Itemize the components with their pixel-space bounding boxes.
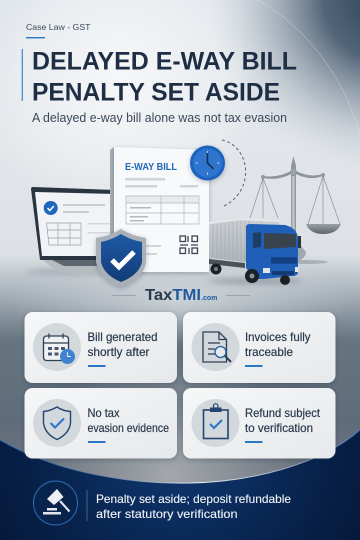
icon: document with magnifier [203, 332, 231, 362]
title [22, 48, 297, 106]
divider and verdict text: after statutory verification [96, 507, 238, 521]
icon: truck [207, 218, 303, 285]
card: no tax evasion [24, 388, 177, 458]
eyebrow label [26, 22, 91, 38]
document: e-way bill [110, 147, 209, 272]
eyebrow label: Case Law - GST [26, 22, 91, 32]
icon: shield check [44, 407, 70, 440]
card: invoices: traceable [245, 346, 293, 359]
card: bill generated: Bill generated [88, 331, 158, 344]
illustration [25, 140, 341, 287]
icon: qr code [180, 236, 198, 254]
icon: calendar [44, 334, 75, 364]
icon: clock [190, 140, 246, 206]
card: refund: Refund subject [245, 407, 321, 420]
laptop [25, 187, 115, 275]
card: invoices: Invoices fully [245, 331, 311, 344]
icon: security shield [96, 229, 146, 287]
footer band [0, 430, 360, 540]
title: DELAYED E-WAY BILL [32, 48, 297, 76]
title: PENALTY SET ASIDE [32, 80, 280, 106]
icon: clipboard check [204, 404, 228, 438]
document: e-way bill: E-WAY BILL [125, 161, 178, 173]
card: refund [183, 388, 336, 458]
card: no tax evasion: evasion evidence [88, 422, 169, 435]
card: refund: to verification [245, 422, 313, 435]
icon: gavel [34, 481, 78, 525]
logo: TaxTMI.com: TaxTMI [145, 287, 201, 304]
subtitle: A delayed e-way bill alone was not tax evasion [32, 111, 287, 125]
icon: scales of justice [250, 156, 341, 264]
divider and verdict text [86, 490, 291, 521]
card: invoices [183, 312, 336, 383]
logo: TaxTMI.com [112, 287, 250, 304]
card: no tax evasion: No tax [88, 407, 120, 420]
card: bill generated: shortly after [88, 346, 150, 359]
divider and verdict text: Penalty set aside; deposit refundable [96, 492, 291, 506]
card: bill generated [24, 312, 177, 383]
logo: TaxTMI.com: .com [201, 295, 217, 302]
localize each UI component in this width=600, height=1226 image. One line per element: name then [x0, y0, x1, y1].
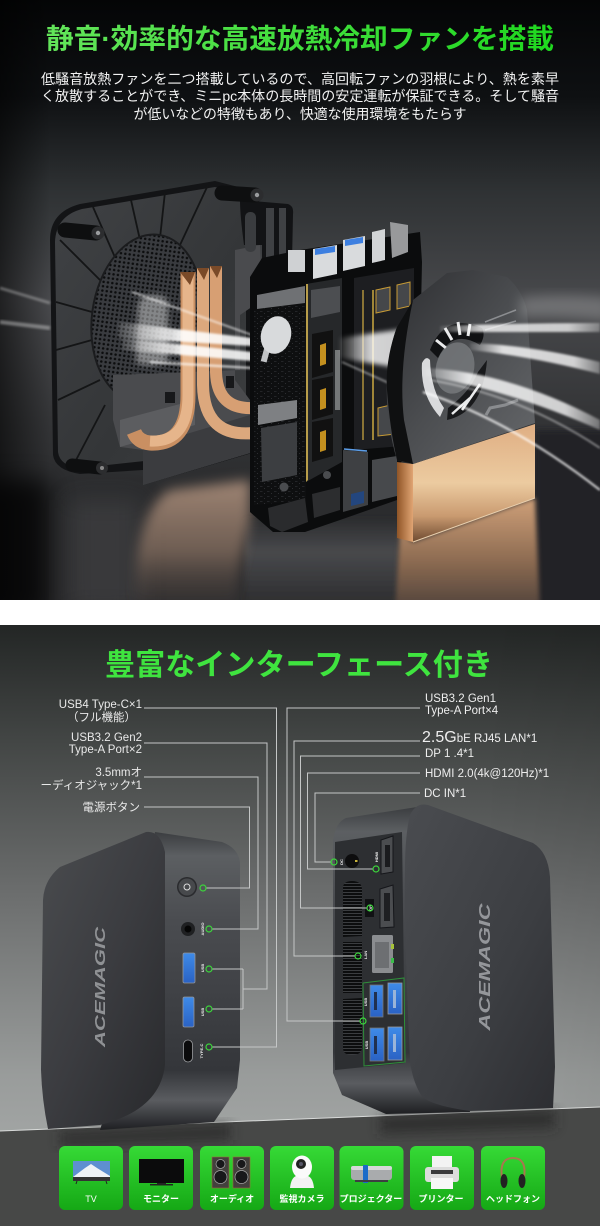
tile: projector: プロジェクター	[340, 1193, 402, 1204]
dp port	[365, 885, 394, 928]
floor under board	[244, 526, 399, 592]
heat pipes	[134, 266, 254, 443]
tile: audio: オーディオ	[210, 1193, 254, 1204]
usb block	[363, 978, 405, 1066]
panel: cooling fan	[0, 0, 600, 620]
usb block: USB	[363, 998, 368, 1006]
lan port	[363, 935, 394, 973]
hdmi port	[374, 836, 393, 874]
tile: monitor: モニター	[143, 1193, 179, 1204]
audio jack: AUDIO	[200, 923, 205, 935]
vents	[343, 881, 362, 1055]
title: interfaces: 豊富なインターフェース付き	[105, 649, 493, 682]
audio jack	[181, 922, 205, 936]
rear panel	[335, 832, 405, 1070]
plate ribs	[56, 185, 208, 462]
back plate	[50, 181, 293, 485]
logo: ACEMAGIC	[477, 903, 494, 1032]
airflow between board and fan	[339, 326, 397, 384]
floor grey sheen	[73, 503, 137, 600]
tile: audio	[200, 1146, 264, 1210]
ram stick	[306, 278, 342, 482]
left port labels: 3.5mmオ	[95, 766, 142, 779]
tile: TV: TV	[85, 1194, 97, 1204]
table surface	[0, 1107, 600, 1226]
right port labels	[422, 693, 549, 800]
tile: camera: 監視カメラ	[279, 1193, 325, 1204]
leader lines	[144, 708, 420, 1047]
bracket block	[143, 415, 250, 485]
right port labels: 2.5GbE RJ45 LAN*1	[422, 729, 537, 746]
left port labels	[40, 699, 142, 814]
circuit board	[250, 222, 422, 532]
right mini pc	[333, 804, 555, 1114]
airflow through plate	[0, 288, 252, 368]
green port markers	[200, 859, 379, 1050]
title: cooling: 静音·効率的な高速放熱冷却ファンを搭載	[46, 23, 554, 54]
tile: printer: プリンター	[418, 1193, 464, 1204]
right ssd modules	[354, 268, 414, 450]
tile: monitor	[129, 1146, 193, 1210]
description text: が低いなどの特徴もあり、快適な使用環境をもたらす	[134, 106, 466, 122]
usb ports: USB	[200, 964, 205, 972]
description text: 低騒音放熱ファンを二つ搭載しているので、高回転ファンの羽根により、熱を素早	[41, 71, 559, 87]
bottom ports	[268, 449, 397, 532]
tile: projector	[340, 1146, 404, 1210]
usb ports: USB	[200, 1008, 205, 1016]
airflow exiting fan	[423, 296, 600, 490]
right port labels: Type-A Port×4	[425, 705, 499, 717]
panel: interfaces	[0, 625, 600, 1226]
left port labels: USB3.2 Gen2	[71, 732, 142, 744]
shield	[257, 286, 305, 309]
usb block: USB	[364, 1041, 369, 1049]
right port labels: DP 1 .4*1	[425, 748, 474, 760]
left mini pc cover	[41, 832, 165, 1129]
type-c port: TYPE-C	[199, 1044, 204, 1058]
dc jack: DC	[339, 859, 344, 865]
copper fin block	[397, 424, 535, 542]
lan port: LAN	[363, 951, 368, 959]
screw posts	[65, 188, 264, 474]
metal frame	[240, 200, 293, 262]
right port labels: HDMI 2.0(4k@120Hz)*1	[425, 768, 549, 780]
logo: ACEMAGIC	[92, 925, 109, 1048]
lower left ssd	[258, 400, 297, 482]
left mini pc	[41, 832, 240, 1130]
floor copper reflection left	[135, 480, 250, 610]
left port labels: 電源ボタン	[82, 800, 140, 814]
left port labels: ーディオジャック*1	[40, 778, 142, 792]
mesh disc	[90, 234, 197, 391]
blower fan	[387, 270, 535, 464]
left port labels: （フル機能）	[67, 710, 136, 724]
description text: く放散することができ、ミニpc本体の長時間の安定運転が保証できる。そして騒音	[41, 88, 559, 104]
tile: headphones: ヘッドフォン	[486, 1194, 540, 1204]
right mini pc cover	[405, 804, 555, 1111]
coin battery	[260, 316, 292, 362]
left mini pc body	[100, 832, 240, 1130]
tile: camera	[270, 1146, 334, 1210]
fan openings and blades	[422, 322, 487, 420]
tile: headphones	[481, 1146, 545, 1210]
inner bracket	[113, 245, 262, 485]
type-c port	[184, 1040, 204, 1062]
left port labels: Type-A Port×2	[69, 744, 142, 756]
tile: TV	[59, 1146, 123, 1210]
hdmi port: HDMI	[374, 852, 379, 862]
device tiles	[59, 1146, 545, 1210]
power button	[177, 877, 197, 897]
right port labels: DC IN*1	[424, 788, 466, 800]
tile: printer	[410, 1146, 474, 1210]
usb ports	[183, 953, 205, 1027]
dp port: DP	[368, 905, 373, 911]
right port labels: USB3.2 Gen1	[425, 693, 496, 705]
left port labels: USB4 Type-C×1	[59, 699, 142, 711]
dc jack	[339, 854, 359, 868]
floor copper reflection right	[395, 430, 600, 610]
description text	[41, 71, 559, 122]
right mini pc body	[333, 807, 470, 1114]
top ports	[288, 222, 408, 279]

====

_Aim_: Can you reproduce every line of the records above verbatim, omitting the pictures?

_Full solution_:
Itemize the components with their pixel-space bounding boxes.
icon: document with magnifier [203, 332, 231, 362]
title [22, 48, 297, 106]
divider and verdict text: after statutory verification [96, 507, 238, 521]
icon: truck [207, 218, 303, 285]
card: no tax evasion [24, 388, 177, 458]
eyebrow label [26, 22, 91, 38]
document: e-way bill [110, 147, 209, 272]
eyebrow label: Case Law - GST [26, 22, 91, 32]
icon: shield check [44, 407, 70, 440]
card: invoices: traceable [245, 346, 293, 359]
card: bill generated: Bill generated [88, 331, 158, 344]
illustration [25, 140, 341, 287]
icon: qr code [180, 236, 198, 254]
icon: calendar [44, 334, 75, 364]
icon: clock [190, 140, 246, 206]
card: refund: Refund subject [245, 407, 321, 420]
laptop [25, 187, 115, 275]
card: invoices: Invoices fully [245, 331, 311, 344]
icon: security shield [96, 229, 146, 287]
footer band [0, 430, 360, 540]
title: DELAYED E-WAY BILL [32, 48, 297, 76]
title: PENALTY SET ASIDE [32, 80, 280, 106]
icon: clipboard check [204, 404, 228, 438]
document: e-way bill: E-WAY BILL [125, 161, 178, 173]
card: refund [183, 388, 336, 458]
card: no tax evasion: evasion evidence [88, 422, 169, 435]
card: refund: to verification [245, 422, 313, 435]
icon: gavel [34, 481, 78, 525]
logo: TaxTMI.com: TaxTMI [145, 287, 201, 304]
subtitle: A delayed e-way bill alone was not tax evasion [32, 111, 287, 125]
icon: scales of justice [250, 156, 341, 264]
divider and verdict text [86, 490, 291, 521]
card: invoices [183, 312, 336, 383]
logo: TaxTMI.com [112, 287, 250, 304]
card: no tax evasion: No tax [88, 407, 120, 420]
card: bill generated: shortly after [88, 346, 150, 359]
divider and verdict text: Penalty set aside; deposit refundable [96, 492, 291, 506]
card: bill generated [24, 312, 177, 383]
logo: TaxTMI.com: .com [201, 295, 217, 302]
localize each UI component in this width=600, height=1226 image. One line per element: name then [x0, y0, x1, y1].
tile: projector: プロジェクター	[340, 1193, 402, 1204]
dp port	[365, 885, 394, 928]
floor under board	[244, 526, 399, 592]
heat pipes	[134, 266, 254, 443]
tile: audio: オーディオ	[210, 1193, 254, 1204]
usb block	[363, 978, 405, 1066]
panel: cooling fan	[0, 0, 600, 620]
usb block: USB	[363, 998, 368, 1006]
lan port	[363, 935, 394, 973]
hdmi port	[374, 836, 393, 874]
tile: monitor: モニター	[143, 1193, 179, 1204]
audio jack: AUDIO	[200, 923, 205, 935]
vents	[343, 881, 362, 1055]
title: interfaces: 豊富なインターフェース付き	[105, 649, 493, 682]
audio jack	[181, 922, 205, 936]
rear panel	[335, 832, 405, 1070]
plate ribs	[56, 185, 208, 462]
back plate	[50, 181, 293, 485]
logo: ACEMAGIC	[477, 903, 494, 1032]
airflow between board and fan	[339, 326, 397, 384]
floor grey sheen	[73, 503, 137, 600]
tile: audio	[200, 1146, 264, 1210]
ram stick	[306, 278, 342, 482]
left port labels: 3.5mmオ	[95, 766, 142, 779]
tile: TV: TV	[85, 1194, 97, 1204]
table surface	[0, 1107, 600, 1226]
right port labels	[422, 693, 549, 800]
tile: camera: 監視カメラ	[279, 1193, 325, 1204]
leader lines	[144, 708, 420, 1047]
bracket block	[143, 415, 250, 485]
right port labels: 2.5GbE RJ45 LAN*1	[422, 729, 537, 746]
left port labels	[40, 699, 142, 814]
circuit board	[250, 222, 422, 532]
right mini pc	[333, 804, 555, 1114]
airflow through plate	[0, 288, 252, 368]
green port markers	[200, 859, 379, 1050]
title: cooling: 静音·効率的な高速放熱冷却ファンを搭載	[46, 23, 554, 54]
tile: printer: プリンター	[418, 1193, 464, 1204]
right ssd modules	[354, 268, 414, 450]
tile: monitor	[129, 1146, 193, 1210]
description text: が低いなどの特徴もあり、快適な使用環境をもたらす	[134, 106, 466, 122]
usb ports: USB	[200, 964, 205, 972]
description text: 低騒音放熱ファンを二つ搭載しているので、高回転ファンの羽根により、熱を素早	[41, 71, 559, 87]
bottom ports	[268, 449, 397, 532]
tile: projector	[340, 1146, 404, 1210]
usb ports: USB	[200, 1008, 205, 1016]
airflow exiting fan	[423, 296, 600, 490]
right port labels: Type-A Port×4	[425, 705, 499, 717]
panel: interfaces	[0, 625, 600, 1226]
left port labels: USB3.2 Gen2	[71, 732, 142, 744]
shield	[257, 286, 305, 309]
usb block: USB	[364, 1041, 369, 1049]
right port labels: DP 1 .4*1	[425, 748, 474, 760]
left mini pc cover	[41, 832, 165, 1129]
type-c port: TYPE-C	[199, 1044, 204, 1058]
dc jack: DC	[339, 859, 344, 865]
copper fin block	[397, 424, 535, 542]
lan port: LAN	[363, 951, 368, 959]
screw posts	[65, 188, 264, 474]
metal frame	[240, 200, 293, 262]
right port labels: HDMI 2.0(4k@120Hz)*1	[425, 768, 549, 780]
logo: ACEMAGIC	[92, 925, 109, 1048]
lower left ssd	[258, 400, 297, 482]
left mini pc	[41, 832, 240, 1130]
floor copper reflection left	[135, 480, 250, 610]
left port labels: 電源ボタン	[82, 800, 140, 814]
left port labels: ーディオジャック*1	[40, 778, 142, 792]
mesh disc	[90, 234, 197, 391]
blower fan	[387, 270, 535, 464]
left port labels: （フル機能）	[67, 710, 136, 724]
description text: く放散することができ、ミニpc本体の長時間の安定運転が保証できる。そして騒音	[41, 88, 559, 104]
tile: headphones: ヘッドフォン	[486, 1194, 540, 1204]
right mini pc cover	[405, 804, 555, 1111]
coin battery	[260, 316, 292, 362]
left mini pc body	[100, 832, 240, 1130]
tile: camera	[270, 1146, 334, 1210]
fan openings and blades	[422, 322, 487, 420]
tile: headphones	[481, 1146, 545, 1210]
inner bracket	[113, 245, 262, 485]
type-c port	[184, 1040, 204, 1062]
left port labels: Type-A Port×2	[69, 744, 142, 756]
tile: TV	[59, 1146, 123, 1210]
hdmi port: HDMI	[374, 852, 379, 862]
device tiles	[59, 1146, 545, 1210]
power button	[177, 877, 197, 897]
right port labels: DC IN*1	[424, 788, 466, 800]
tile: printer	[410, 1146, 474, 1210]
usb ports	[183, 953, 205, 1027]
dp port: DP	[368, 905, 373, 911]
right port labels: USB3.2 Gen1	[425, 693, 496, 705]
left port labels: USB4 Type-C×1	[59, 699, 142, 711]
dc jack	[339, 854, 359, 868]
floor copper reflection right	[395, 430, 600, 610]
description text	[41, 71, 559, 122]
right mini pc body	[333, 807, 470, 1114]
top ports	[288, 222, 408, 279]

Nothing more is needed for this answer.